Direction
Set each entry down verbatim, omitting images.

Available records
>>>

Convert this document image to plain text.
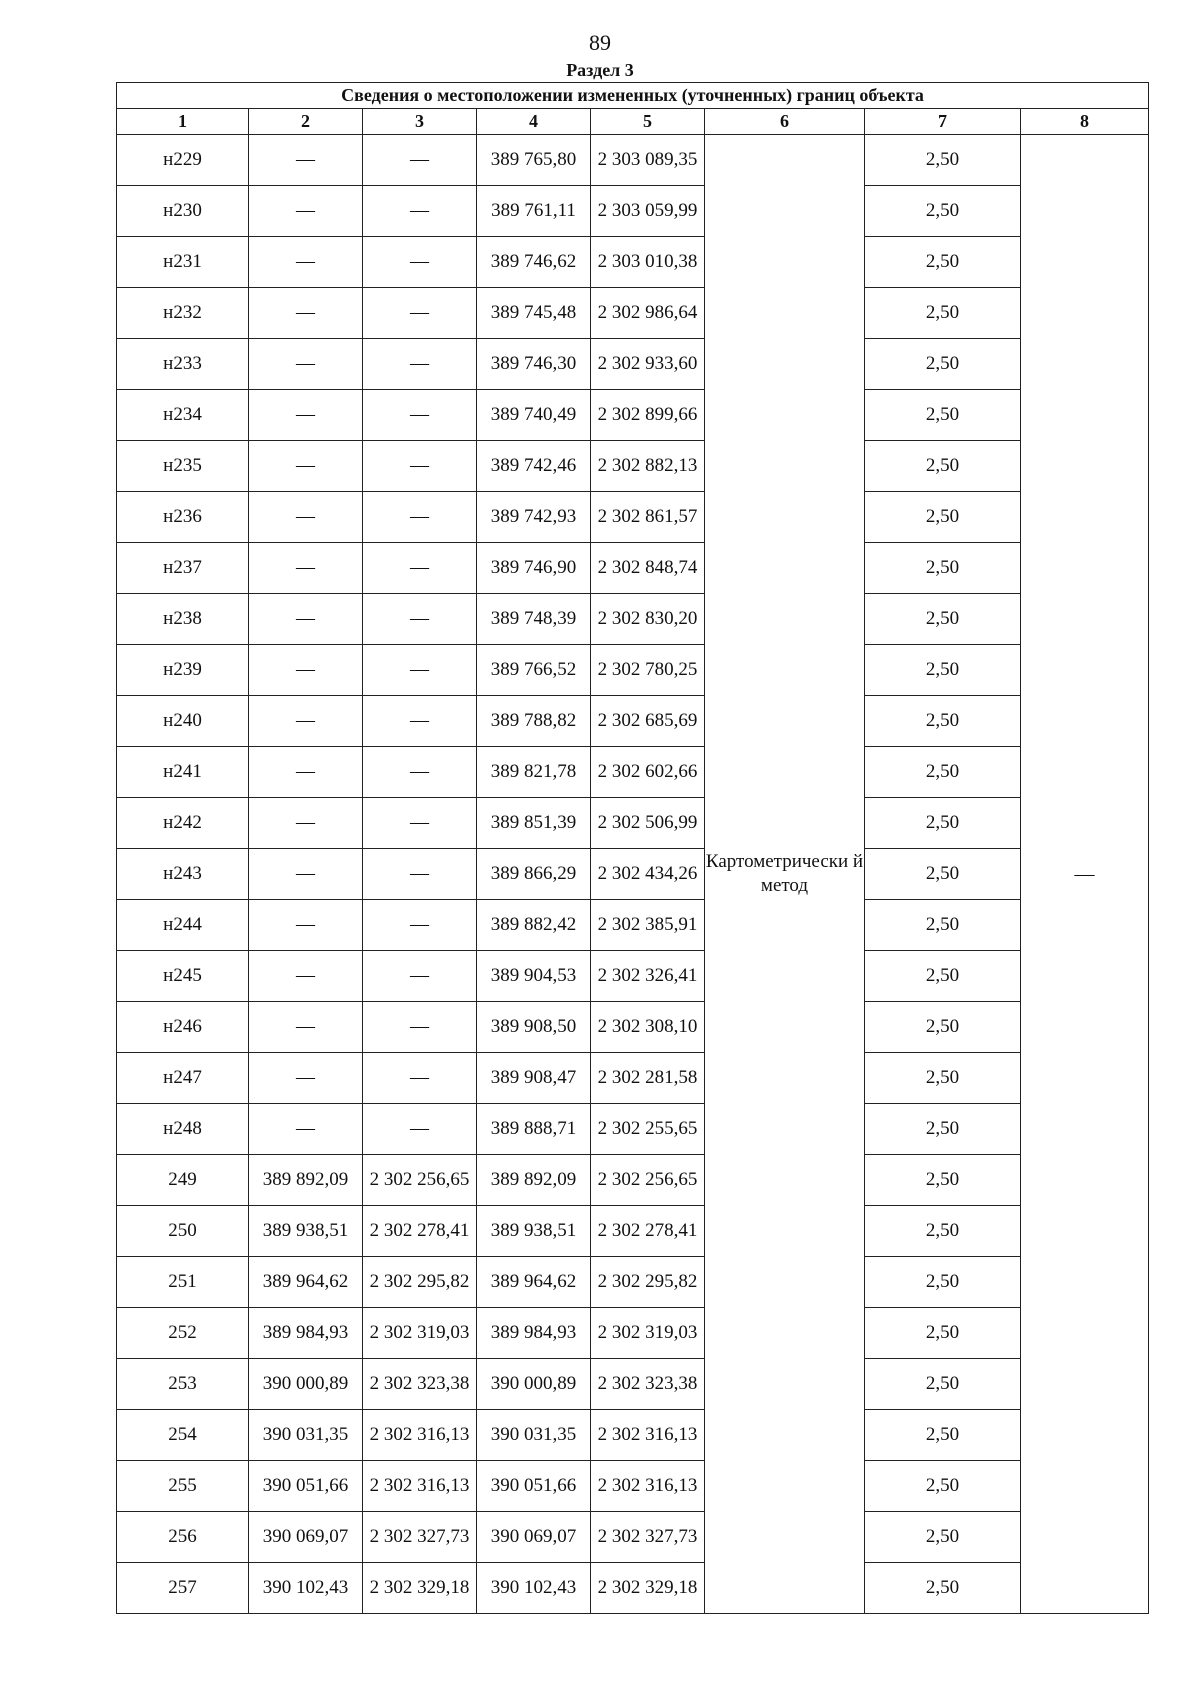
89
Раздел 3
Сведения о местоположении измененных (уточненных) границ объекта							
1	2	3	4	5	6	7	8
н229	—	—	389 765,80	2 303 089,35	Картометрически й метод	2,50	—
н230	—	—	389 761,11	2 303 059,99		2,50	
н231	—	—	389 746,62	2 303 010,38		2,50	
н232	—	—	389 745,48	2 302 986,64		2,50	
н233	—	—	389 746,30	2 302 933,60		2,50	
н234	—	—	389 740,49	2 302 899,66		2,50	
н235	—	—	389 742,46	2 302 882,13		2,50	
н236	—	—	389 742,93	2 302 861,57		2,50	
н237	—	—	389 746,90	2 302 848,74		2,50	
н238	—	—	389 748,39	2 302 830,20		2,50	
н239	—	—	389 766,52	2 302 780,25		2,50	
н240	—	—	389 788,82	2 302 685,69		2,50	
н241	—	—	389 821,78	2 302 602,66		2,50	
н242	—	—	389 851,39	2 302 506,99		2,50	
н243	—	—	389 866,29	2 302 434,26		2,50	
н244	—	—	389 882,42	2 302 385,91		2,50	
н245	—	—	389 904,53	2 302 326,41		2,50	
н246	—	—	389 908,50	2 302 308,10		2,50	
н247	—	—	389 908,47	2 302 281,58		2,50	
н248	—	—	389 888,71	2 302 255,65		2,50	
249	389 892,09	2 302 256,65	389 892,09	2 302 256,65		2,50	
250	389 938,51	2 302 278,41	389 938,51	2 302 278,41		2,50	
251	389 964,62	2 302 295,82	389 964,62	2 302 295,82		2,50	
252	389 984,93	2 302 319,03	389 984,93	2 302 319,03		2,50	
253	390 000,89	2 302 323,38	390 000,89	2 302 323,38		2,50	
254	390 031,35	2 302 316,13	390 031,35	2 302 316,13		2,50	
255	390 051,66	2 302 316,13	390 051,66	2 302 316,13		2,50	
256	390 069,07	2 302 327,73	390 069,07	2 302 327,73		2,50	
257	390 102,43	2 302 329,18	390 102,43	2 302 329,18		2,50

<<<

Result of this exercise
Convert this document image to plain text.
89
Раздел 3
Сведения о местоположении измененных (уточненных) границ объекта							
1	2	3	4	5	6	7	8
н229	—	—	389 765,80	2 303 089,35	Картометрически й метод	2,50	—
н230	—	—	389 761,11	2 303 059,99		2,50	
н231	—	—	389 746,62	2 303 010,38		2,50	
н232	—	—	389 745,48	2 302 986,64		2,50	
н233	—	—	389 746,30	2 302 933,60		2,50	
н234	—	—	389 740,49	2 302 899,66		2,50	
н235	—	—	389 742,46	2 302 882,13		2,50	
н236	—	—	389 742,93	2 302 861,57		2,50	
н237	—	—	389 746,90	2 302 848,74		2,50	
н238	—	—	389 748,39	2 302 830,20		2,50	
н239	—	—	389 766,52	2 302 780,25		2,50	
н240	—	—	389 788,82	2 302 685,69		2,50	
н241	—	—	389 821,78	2 302 602,66		2,50	
н242	—	—	389 851,39	2 302 506,99		2,50	
н243	—	—	389 866,29	2 302 434,26		2,50	
н244	—	—	389 882,42	2 302 385,91		2,50	
н245	—	—	389 904,53	2 302 326,41		2,50	
н246	—	—	389 908,50	2 302 308,10		2,50	
н247	—	—	389 908,47	2 302 281,58		2,50	
н248	—	—	389 888,71	2 302 255,65		2,50	
249	389 892,09	2 302 256,65	389 892,09	2 302 256,65		2,50	
250	389 938,51	2 302 278,41	389 938,51	2 302 278,41		2,50	
251	389 964,62	2 302 295,82	389 964,62	2 302 295,82		2,50	
252	389 984,93	2 302 319,03	389 984,93	2 302 319,03		2,50	
253	390 000,89	2 302 323,38	390 000,89	2 302 323,38		2,50	
254	390 031,35	2 302 316,13	390 031,35	2 302 316,13		2,50	
255	390 051,66	2 302 316,13	390 051,66	2 302 316,13		2,50	
256	390 069,07	2 302 327,73	390 069,07	2 302 327,73		2,50	
257	390 102,43	2 302 329,18	390 102,43	2 302 329,18		2,50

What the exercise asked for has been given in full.